## What to do
Reproduce all the entries exactly and keep the pictures out.

>> BEGIN

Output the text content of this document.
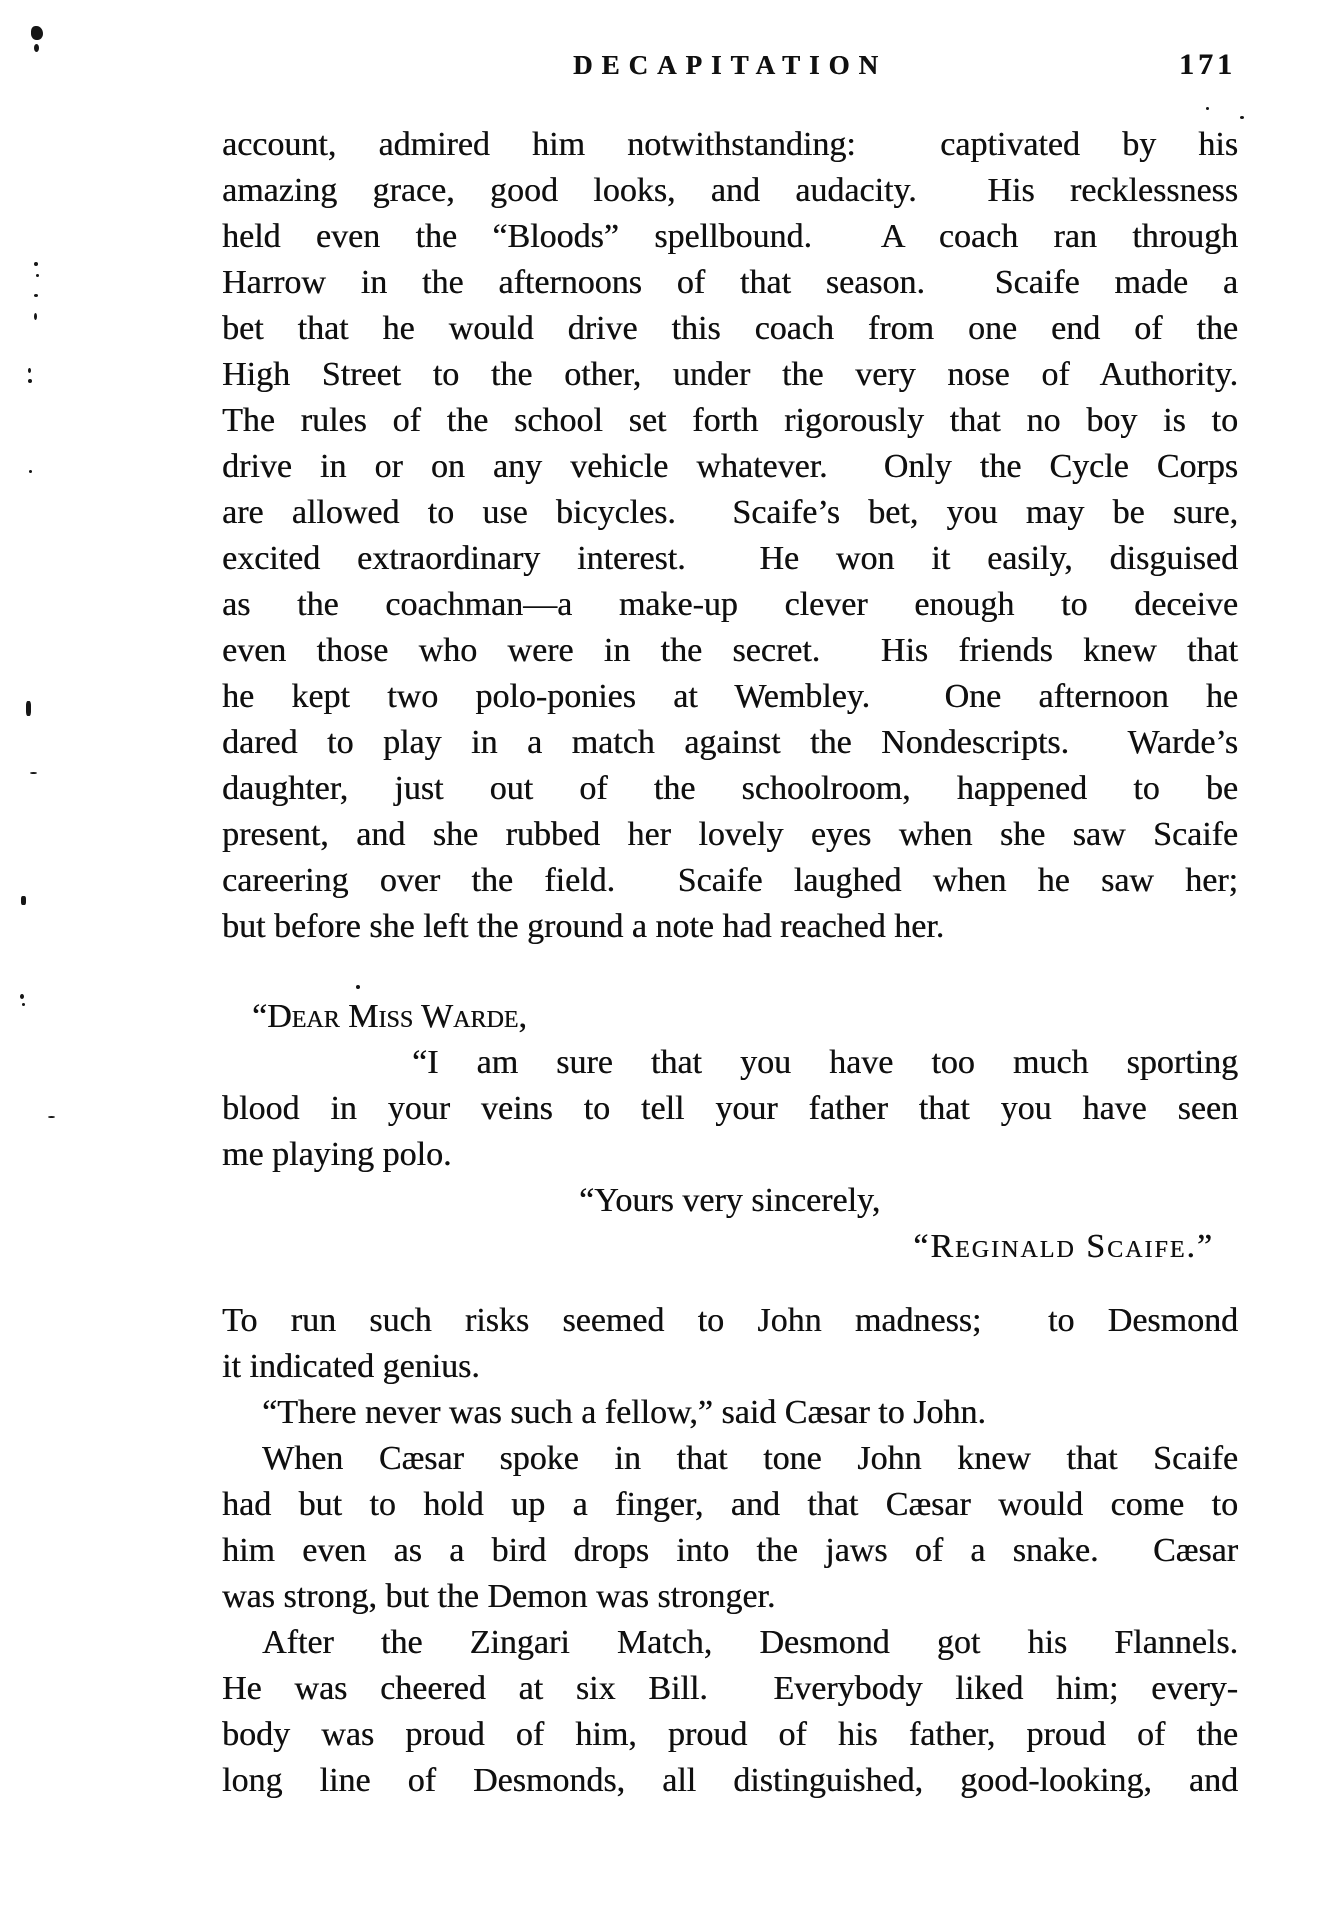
DECAPITATION	171
account, admired him notwithstanding:  captivated by his
amazing grace, good looks, and audacity.  His recklessness
held even the “Bloods” spellbound.  A coach ran through
Harrow in the afternoons of that season.  Scaife made a
bet that he would drive this coach from one end of the
High Street to the other, under the very nose of Authority.
The rules of the school set forth rigorously that no boy is to
drive in or on any vehicle whatever.  Only the Cycle Corps
are allowed to use bicycles.  Scaife’s bet, you may be sure,
excited extraordinary interest.  He won it easily, disguised
as the coachman—a make-up clever enough to deceive
even those who were in the secret.  His friends knew that
he kept two polo-ponies at Wembley.  One afternoon he
dared to play in a match against the Nondescripts.  Warde’s
daughter, just out of the schoolroom, happened to be
present, and she rubbed her lovely eyes when she saw Scaife
careering over the field.  Scaife laughed when he saw her;
but before she left the ground a note had reached her.
“Dear Miss Warde,
“I am sure that you have too much sporting
blood in your veins to tell your father that you have seen
me playing polo.
“Yours very sincerely,
“Reginald Scaife.”
To run such risks seemed to John madness;  to Desmond
it indicated genius.
“There never was such a fellow,” said Cæsar to John.
When Cæsar spoke in that tone John knew that Scaife
had but to hold up a finger, and that Cæsar would come to
him even as a bird drops into the jaws of a snake.  Cæsar
was strong, but the Demon was stronger.
After the Zingari Match, Desmond got his Flannels.
He was cheered at six Bill.  Everybody liked him; every-
body was proud of him, proud of his father, proud of the
long line of Desmonds, all distinguished, good-looking, and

>> END

## Result for this exercise
Output the text content of this document.
DECAPITATION	171
account, admired him notwithstanding:  captivated by his
amazing grace, good looks, and audacity.  His recklessness
held even the “Bloods” spellbound.  A coach ran through
Harrow in the afternoons of that season.  Scaife made a
bet that he would drive this coach from one end of the
High Street to the other, under the very nose of Authority.
The rules of the school set forth rigorously that no boy is to
drive in or on any vehicle whatever.  Only the Cycle Corps
are allowed to use bicycles.  Scaife’s bet, you may be sure,
excited extraordinary interest.  He won it easily, disguised
as the coachman—a make-up clever enough to deceive
even those who were in the secret.  His friends knew that
he kept two polo-ponies at Wembley.  One afternoon he
dared to play in a match against the Nondescripts.  Warde’s
daughter, just out of the schoolroom, happened to be
present, and she rubbed her lovely eyes when she saw Scaife
careering over the field.  Scaife laughed when he saw her;
but before she left the ground a note had reached her.
“Dear Miss Warde,
“I am sure that you have too much sporting
blood in your veins to tell your father that you have seen
me playing polo.
“Yours very sincerely,
“Reginald Scaife.”
To run such risks seemed to John madness;  to Desmond
it indicated genius.
“There never was such a fellow,” said Cæsar to John.
When Cæsar spoke in that tone John knew that Scaife
had but to hold up a finger, and that Cæsar would come to
him even as a bird drops into the jaws of a snake.  Cæsar
was strong, but the Demon was stronger.
After the Zingari Match, Desmond got his Flannels.
He was cheered at six Bill.  Everybody liked him; every-
body was proud of him, proud of his father, proud of the
long line of Desmonds, all distinguished, good-looking, and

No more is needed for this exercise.